Stored entries

........

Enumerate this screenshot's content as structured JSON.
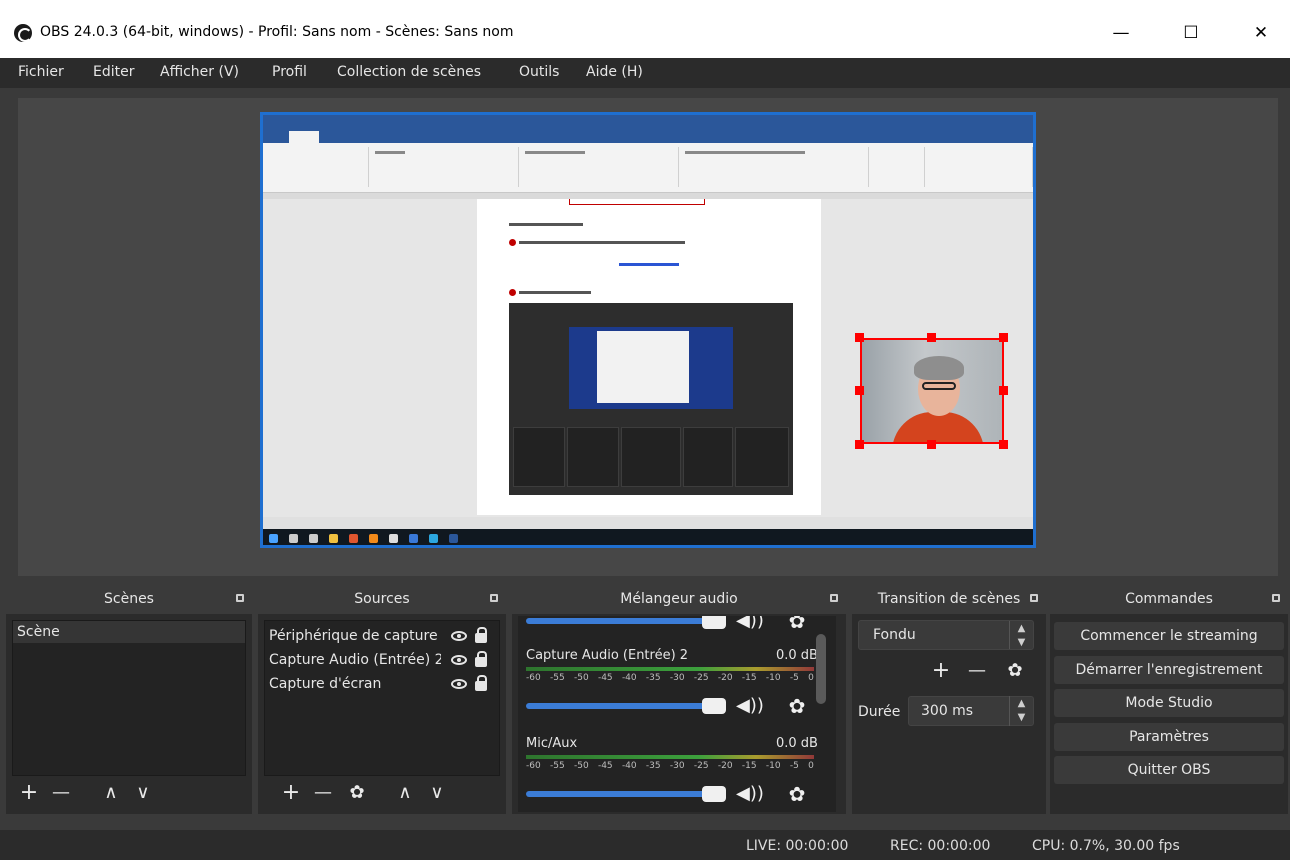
{
  "window": {
    "title": "OBS 24.0.3 (64-bit, windows) - Profil: Sans nom - Scènes: Sans nom",
    "minimize_glyph": "—",
    "maximize_glyph": "☐",
    "close_glyph": "✕"
  },
  "menu": [
    "Fichier",
    "Editer",
    "Afficher (V)",
    "Profil",
    "Collection de scènes",
    "Outils",
    "Aide (H)"
  ],
  "docks": {
    "scenes": {
      "title": "Scènes",
      "items": [
        "Scène"
      ]
    },
    "sources": {
      "title": "Sources",
      "items": [
        "Périphérique de capture",
        "Capture Audio (Entrée) 2",
        "Capture d'écran"
      ]
    },
    "mixer": {
      "title": "Mélangeur audio",
      "channels": [
        {
          "name": "Capture Audio (Entrée) 2",
          "db": "0.0 dB"
        },
        {
          "name": "Mic/Aux",
          "db": "0.0 dB"
        }
      ],
      "ticks": [
        "-60",
        "-55",
        "-50",
        "-45",
        "-40",
        "-35",
        "-30",
        "-25",
        "-20",
        "-15",
        "-10",
        "-5",
        "0"
      ]
    },
    "transitions": {
      "title": "Transition de scènes",
      "selected": "Fondu",
      "duration_label": "Durée",
      "duration_value": "300 ms"
    },
    "controls": {
      "title": "Commandes",
      "buttons": [
        "Commencer le streaming",
        "Démarrer l'enregistrement",
        "Mode Studio",
        "Paramètres",
        "Quitter OBS"
      ]
    }
  },
  "status": {
    "live": "LIVE: 00:00:00",
    "rec": "REC: 00:00:00",
    "cpu": "CPU: 0.7%, 30.00 fps"
  },
  "glyphs": {
    "plus": "+",
    "minus": "—",
    "up": "∧",
    "down": "∨",
    "gear": "✿",
    "speaker": "◀))"
  },
  "colors": {
    "accent_blue": "#3b7cd6",
    "selection_red": "#ff0000"
  }
}
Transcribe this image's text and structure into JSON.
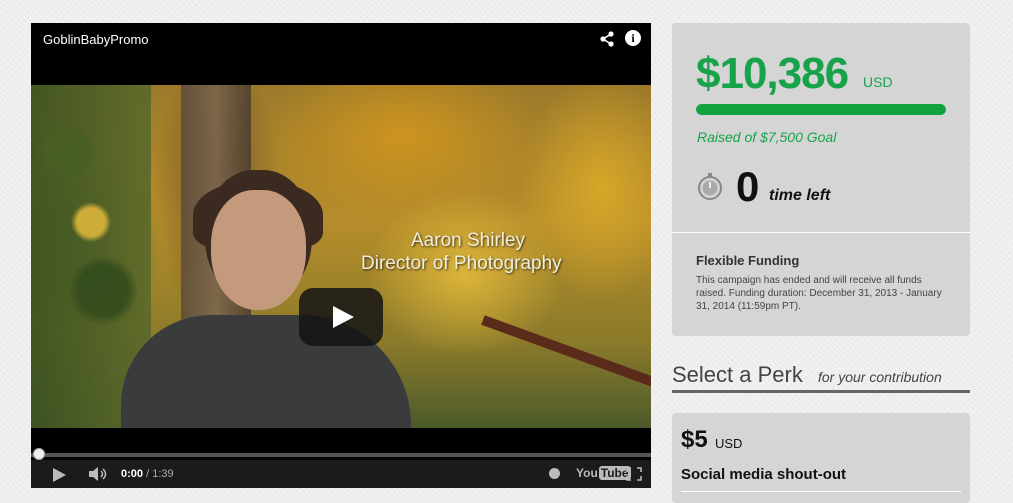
{
  "video": {
    "title": "GoblinBabyPromo",
    "overlay_name": "Aaron Shirley",
    "overlay_role": "Director of Photography",
    "current_time": "0:00",
    "duration": "1:39",
    "time_separator": " / ",
    "progress": 0.0,
    "youtube_logo": {
      "you": "You",
      "tube": "Tube"
    }
  },
  "funding": {
    "amount": "$10,386",
    "currency": "USD",
    "goal_text": "Raised of $7,500 Goal",
    "progress": 1.0,
    "time_left_value": "0",
    "time_left_label": "time left",
    "funding_type": "Flexible Funding",
    "description": "This campaign has ended and will receive all funds raised. Funding duration: December 31, 2013 - January 31, 2014 (11:59pm PT).",
    "accent_color": "#16a34a"
  },
  "perks": {
    "heading": "Select a Perk",
    "subheading": "for your contribution",
    "items": [
      {
        "price": "$5",
        "currency": "USD",
        "title": "Social media shout-out"
      }
    ]
  }
}
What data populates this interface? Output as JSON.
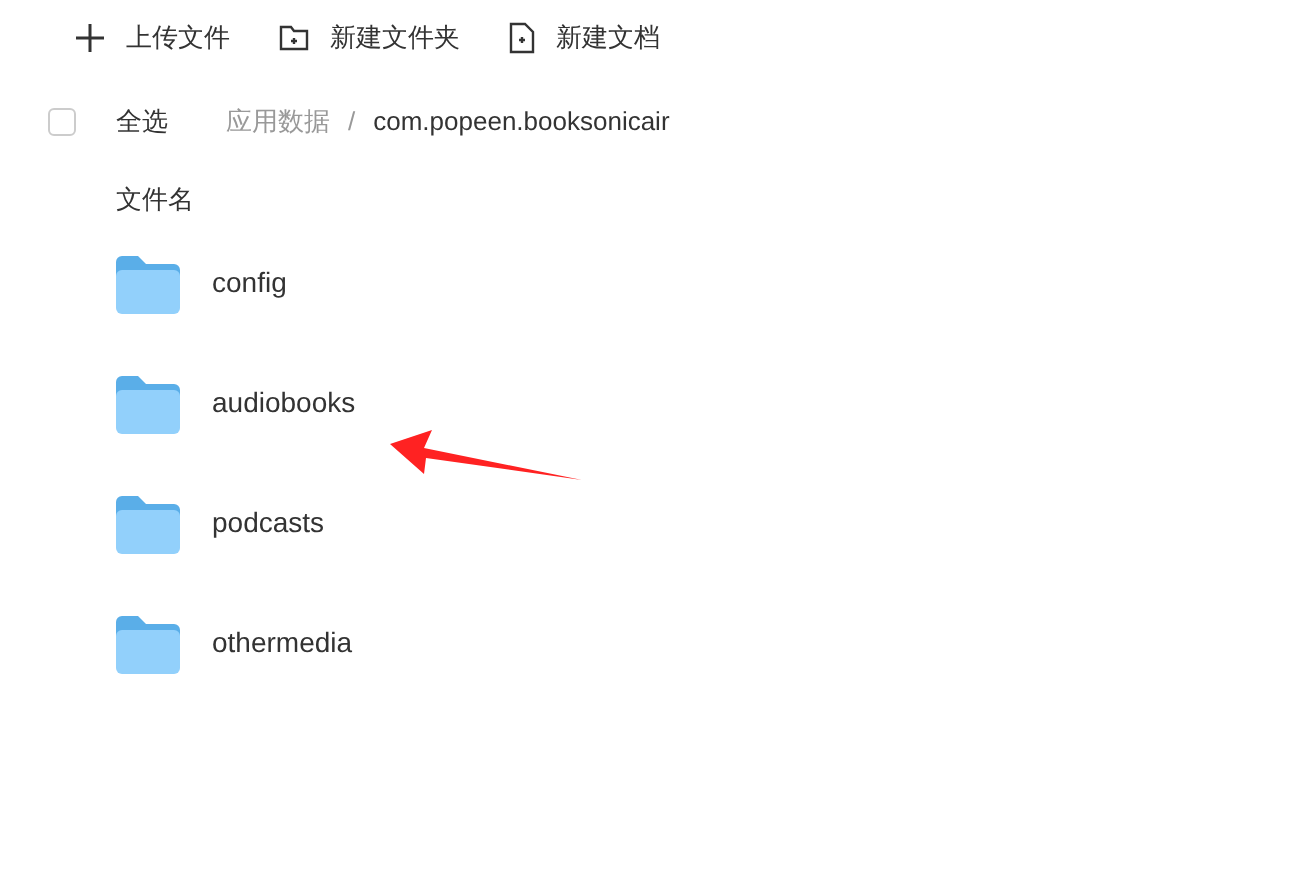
{
  "toolbar": [
    {
      "kind": "upload",
      "label": "上传文件"
    },
    {
      "kind": "folder",
      "label": "新建文件夹"
    },
    {
      "kind": "document",
      "label": "新建文档"
    }
  ],
  "select_all": {
    "label": "全选",
    "checked": false
  },
  "breadcrumb": [
    {
      "label": "应用数据",
      "current": false
    },
    {
      "label": "/",
      "current": false
    },
    {
      "label": "com.popeen.booksonicair",
      "current": true
    }
  ],
  "column_header": "文件名",
  "files": [
    {
      "name": "config"
    },
    {
      "name": "audiobooks"
    },
    {
      "name": "podcasts"
    },
    {
      "name": "othermedia"
    }
  ]
}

........

*Task requirements:* Write out each line of the data that holds the string "Entrée".

*Output below:*
        "Capture Audio (Entrée) 2",
          "name": "Capture Audio (Entrée) 2",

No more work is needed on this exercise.